:: SHORT PROBLEM ::
Reproduce the records below exactly as they appear.

:: MATERIAL FOR THIS TASK ::
'''

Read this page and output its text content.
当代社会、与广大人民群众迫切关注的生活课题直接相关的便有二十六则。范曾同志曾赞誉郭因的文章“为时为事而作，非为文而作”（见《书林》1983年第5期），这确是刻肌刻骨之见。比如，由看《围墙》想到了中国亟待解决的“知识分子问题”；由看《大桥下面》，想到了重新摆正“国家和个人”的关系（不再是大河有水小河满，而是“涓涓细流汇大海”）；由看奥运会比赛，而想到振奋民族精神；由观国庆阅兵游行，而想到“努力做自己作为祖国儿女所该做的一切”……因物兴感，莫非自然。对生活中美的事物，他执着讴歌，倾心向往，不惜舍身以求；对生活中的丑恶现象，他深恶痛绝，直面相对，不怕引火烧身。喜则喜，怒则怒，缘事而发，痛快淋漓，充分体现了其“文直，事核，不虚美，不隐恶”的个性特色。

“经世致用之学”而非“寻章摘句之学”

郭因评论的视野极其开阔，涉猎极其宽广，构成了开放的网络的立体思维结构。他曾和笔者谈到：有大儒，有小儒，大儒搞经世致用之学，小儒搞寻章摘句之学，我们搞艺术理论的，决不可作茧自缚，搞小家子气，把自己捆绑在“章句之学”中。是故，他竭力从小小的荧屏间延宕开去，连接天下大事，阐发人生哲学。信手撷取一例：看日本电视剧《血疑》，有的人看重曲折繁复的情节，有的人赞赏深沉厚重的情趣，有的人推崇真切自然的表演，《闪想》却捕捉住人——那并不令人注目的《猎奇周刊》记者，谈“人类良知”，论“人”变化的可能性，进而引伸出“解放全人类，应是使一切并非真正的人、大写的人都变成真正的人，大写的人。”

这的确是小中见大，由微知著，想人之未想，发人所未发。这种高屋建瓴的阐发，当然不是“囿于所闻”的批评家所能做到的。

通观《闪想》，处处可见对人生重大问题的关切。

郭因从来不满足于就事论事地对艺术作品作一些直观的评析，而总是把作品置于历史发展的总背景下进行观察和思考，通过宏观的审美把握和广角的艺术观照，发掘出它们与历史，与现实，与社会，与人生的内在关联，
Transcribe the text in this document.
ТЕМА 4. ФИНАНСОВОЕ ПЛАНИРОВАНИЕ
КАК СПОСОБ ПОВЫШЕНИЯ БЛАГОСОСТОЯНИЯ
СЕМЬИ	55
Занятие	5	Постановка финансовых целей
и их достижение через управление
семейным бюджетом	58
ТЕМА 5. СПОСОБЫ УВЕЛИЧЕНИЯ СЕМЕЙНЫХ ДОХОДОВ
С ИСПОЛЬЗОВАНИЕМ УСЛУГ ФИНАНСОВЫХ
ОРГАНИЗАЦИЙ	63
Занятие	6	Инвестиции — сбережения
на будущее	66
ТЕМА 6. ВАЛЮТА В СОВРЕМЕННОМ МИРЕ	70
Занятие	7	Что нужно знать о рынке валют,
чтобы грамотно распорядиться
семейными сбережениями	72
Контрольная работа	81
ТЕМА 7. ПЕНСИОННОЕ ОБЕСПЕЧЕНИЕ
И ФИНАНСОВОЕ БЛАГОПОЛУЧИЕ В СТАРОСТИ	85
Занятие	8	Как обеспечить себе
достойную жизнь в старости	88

'''

:: PROBLEM SOLUTION ::
Read this page and output its text content.
当代社会、与广大人民群众迫切关注的生活课题直接相关的便有二十六则。范曾同志曾赞誉郭因的文章“为时为事而作，非为文而作”（见《书林》1983年第5期），这确是刻肌刻骨之见。比如，由看《围墙》想到了中国亟待解决的“知识分子问题”；由看《大桥下面》，想到了重新摆正“国家和个人”的关系（不再是大河有水小河满，而是“涓涓细流汇大海”）；由看奥运会比赛，而想到振奋民族精神；由观国庆阅兵游行，而想到“努力做自己作为祖国儿女所该做的一切”……因物兴感，莫非自然。对生活中美的事物，他执着讴歌，倾心向往，不惜舍身以求；对生活中的丑恶现象，他深恶痛绝，直面相对，不怕引火烧身。喜则喜，怒则怒，缘事而发，痛快淋漓，充分体现了其“文直，事核，不虚美，不隐恶”的个性特色。

“经世致用之学”而非“寻章摘句之学”

郭因评论的视野极其开阔，涉猎极其宽广，构成了开放的网络的立体思维结构。他曾和笔者谈到：有大儒，有小儒，大儒搞经世致用之学，小儒搞寻章摘句之学，我们搞艺术理论的，决不可作茧自缚，搞小家子气，把自己捆绑在“章句之学”中。是故，他竭力从小小的荧屏间延宕开去，连接天下大事，阐发人生哲学。信手撷取一例：看日本电视剧《血疑》，有的人看重曲折繁复的情节，有的人赞赏深沉厚重的情趣，有的人推崇真切自然的表演，《闪想》却捕捉住人——那并不令人注目的《猎奇周刊》记者，谈“人类良知”，论“人”变化的可能性，进而引伸出“解放全人类，应是使一切并非真正的人、大写的人都变成真正的人，大写的人。”

这的确是小中见大，由微知著，想人之未想，发人所未发。这种高屋建瓴的阐发，当然不是“囿于所闻”的批评家所能做到的。

通观《闪想》，处处可见对人生重大问题的关切。

郭因从来不满足于就事论事地对艺术作品作一些直观的评析，而总是把作品置于历史发展的总背景下进行观察和思考，通过宏观的审美把握和广角的艺术观照，发掘出它们与历史，与现实，与社会，与人生的内在关联，
Transcribe the text in this document.
ТЕМА 4. ФИНАНСОВОЕ ПЛАНИРОВАНИЕ
КАК СПОСОБ ПОВЫШЕНИЯ БЛАГОСОСТОЯНИЯ
СЕМЬИ	55
Занятие	5	Постановка финансовых целей
и их достижение через управление
семейным бюджетом	58
ТЕМА 5. СПОСОБЫ УВЕЛИЧЕНИЯ СЕМЕЙНЫХ ДОХОДОВ
С ИСПОЛЬЗОВАНИЕМ УСЛУГ ФИНАНСОВЫХ
ОРГАНИЗАЦИЙ	63
Занятие	6	Инвестиции — сбережения
на будущее	66
ТЕМА 6. ВАЛЮТА В СОВРЕМЕННОМ МИРЕ	70
Занятие	7	Что нужно знать о рынке валют,
чтобы грамотно распорядиться
семейными сбережениями	72
Контрольная работа	81
ТЕМА 7. ПЕНСИОННОЕ ОБЕСПЕЧЕНИЕ
И ФИНАНСОВОЕ БЛАГОПОЛУЧИЕ В СТАРОСТИ	85
Занятие	8	Как обеспечить себе
достойную жизнь в старости	88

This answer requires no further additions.